§ **Raw records**:
----------
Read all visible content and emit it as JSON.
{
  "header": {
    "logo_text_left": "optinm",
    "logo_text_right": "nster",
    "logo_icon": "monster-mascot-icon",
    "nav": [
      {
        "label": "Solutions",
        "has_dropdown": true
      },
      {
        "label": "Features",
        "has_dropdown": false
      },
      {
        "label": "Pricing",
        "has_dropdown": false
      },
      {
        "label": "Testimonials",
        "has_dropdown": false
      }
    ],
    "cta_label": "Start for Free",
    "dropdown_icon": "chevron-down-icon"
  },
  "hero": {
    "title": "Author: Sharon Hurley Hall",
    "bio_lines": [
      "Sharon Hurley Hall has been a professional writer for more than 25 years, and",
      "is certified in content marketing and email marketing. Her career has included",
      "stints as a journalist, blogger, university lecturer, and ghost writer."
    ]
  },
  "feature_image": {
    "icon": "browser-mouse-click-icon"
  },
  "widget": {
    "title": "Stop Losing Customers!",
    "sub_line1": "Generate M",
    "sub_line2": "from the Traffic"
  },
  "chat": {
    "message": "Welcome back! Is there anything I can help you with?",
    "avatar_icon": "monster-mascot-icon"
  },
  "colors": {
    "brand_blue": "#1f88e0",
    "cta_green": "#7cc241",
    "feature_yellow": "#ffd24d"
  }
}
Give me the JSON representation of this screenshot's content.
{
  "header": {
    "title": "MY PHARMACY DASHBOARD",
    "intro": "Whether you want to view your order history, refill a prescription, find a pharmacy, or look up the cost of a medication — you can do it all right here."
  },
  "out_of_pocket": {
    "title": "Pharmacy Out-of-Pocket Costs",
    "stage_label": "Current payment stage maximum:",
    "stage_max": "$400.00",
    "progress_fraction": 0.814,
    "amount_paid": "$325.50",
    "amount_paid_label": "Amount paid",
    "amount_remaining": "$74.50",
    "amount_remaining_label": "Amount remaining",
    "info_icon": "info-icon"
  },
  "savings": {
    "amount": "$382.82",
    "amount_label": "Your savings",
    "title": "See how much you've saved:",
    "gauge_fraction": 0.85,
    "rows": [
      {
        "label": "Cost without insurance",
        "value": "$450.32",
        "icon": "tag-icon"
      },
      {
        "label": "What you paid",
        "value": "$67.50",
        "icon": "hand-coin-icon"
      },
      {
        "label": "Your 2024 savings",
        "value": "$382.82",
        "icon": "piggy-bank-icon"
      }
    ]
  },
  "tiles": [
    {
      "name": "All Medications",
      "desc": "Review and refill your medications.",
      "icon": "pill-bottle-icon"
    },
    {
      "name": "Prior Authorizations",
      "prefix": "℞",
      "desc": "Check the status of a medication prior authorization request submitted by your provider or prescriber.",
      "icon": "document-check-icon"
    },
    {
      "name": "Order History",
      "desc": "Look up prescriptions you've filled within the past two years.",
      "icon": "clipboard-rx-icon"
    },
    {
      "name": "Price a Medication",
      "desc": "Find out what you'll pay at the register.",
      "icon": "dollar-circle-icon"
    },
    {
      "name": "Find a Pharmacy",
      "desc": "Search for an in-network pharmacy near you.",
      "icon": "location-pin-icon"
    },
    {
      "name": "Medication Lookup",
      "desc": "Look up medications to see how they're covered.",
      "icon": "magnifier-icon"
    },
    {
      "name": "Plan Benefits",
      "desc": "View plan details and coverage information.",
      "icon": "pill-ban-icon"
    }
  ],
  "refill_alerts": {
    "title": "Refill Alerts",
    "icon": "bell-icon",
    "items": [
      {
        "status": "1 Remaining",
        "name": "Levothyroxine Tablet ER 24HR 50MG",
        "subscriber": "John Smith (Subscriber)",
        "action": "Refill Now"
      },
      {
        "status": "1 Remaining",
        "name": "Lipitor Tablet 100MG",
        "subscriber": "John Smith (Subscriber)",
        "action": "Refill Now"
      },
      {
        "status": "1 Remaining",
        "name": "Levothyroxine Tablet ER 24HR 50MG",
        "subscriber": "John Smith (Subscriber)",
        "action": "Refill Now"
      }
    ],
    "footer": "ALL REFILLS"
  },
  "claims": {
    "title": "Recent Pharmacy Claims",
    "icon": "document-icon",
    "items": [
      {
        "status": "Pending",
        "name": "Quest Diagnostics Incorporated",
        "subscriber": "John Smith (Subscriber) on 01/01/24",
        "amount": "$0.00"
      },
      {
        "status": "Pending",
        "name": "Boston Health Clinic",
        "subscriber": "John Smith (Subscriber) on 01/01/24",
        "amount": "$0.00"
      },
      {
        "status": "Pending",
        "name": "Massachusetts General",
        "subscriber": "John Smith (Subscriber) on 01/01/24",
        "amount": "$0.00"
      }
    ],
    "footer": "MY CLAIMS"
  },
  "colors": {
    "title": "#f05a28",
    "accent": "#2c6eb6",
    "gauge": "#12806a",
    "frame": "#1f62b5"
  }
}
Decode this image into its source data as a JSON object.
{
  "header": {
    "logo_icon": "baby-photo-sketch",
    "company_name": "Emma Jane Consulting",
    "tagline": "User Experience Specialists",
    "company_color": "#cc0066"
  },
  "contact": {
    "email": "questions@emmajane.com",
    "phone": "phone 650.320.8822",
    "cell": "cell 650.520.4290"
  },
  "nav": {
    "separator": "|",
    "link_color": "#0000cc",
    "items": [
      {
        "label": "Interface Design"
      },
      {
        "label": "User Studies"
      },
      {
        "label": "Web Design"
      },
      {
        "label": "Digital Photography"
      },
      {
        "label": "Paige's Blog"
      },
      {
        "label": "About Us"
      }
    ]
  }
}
----------
§ **What you need to do**:
Return each line among the entries that holds the word "title".

§ **Complete output**:
    "title": "Author: Sharon Hurley Hall",
    "title": "Stop Losing Customers!",
    "title": "MY PHARMACY DASHBOARD",
    "title": "Pharmacy Out-of-Pocket Costs",
    "title": "See how much you've saved:",
    "title": "Refill Alerts",
    "title": "Recent Pharmacy Claims",
    "title": "#f05a28",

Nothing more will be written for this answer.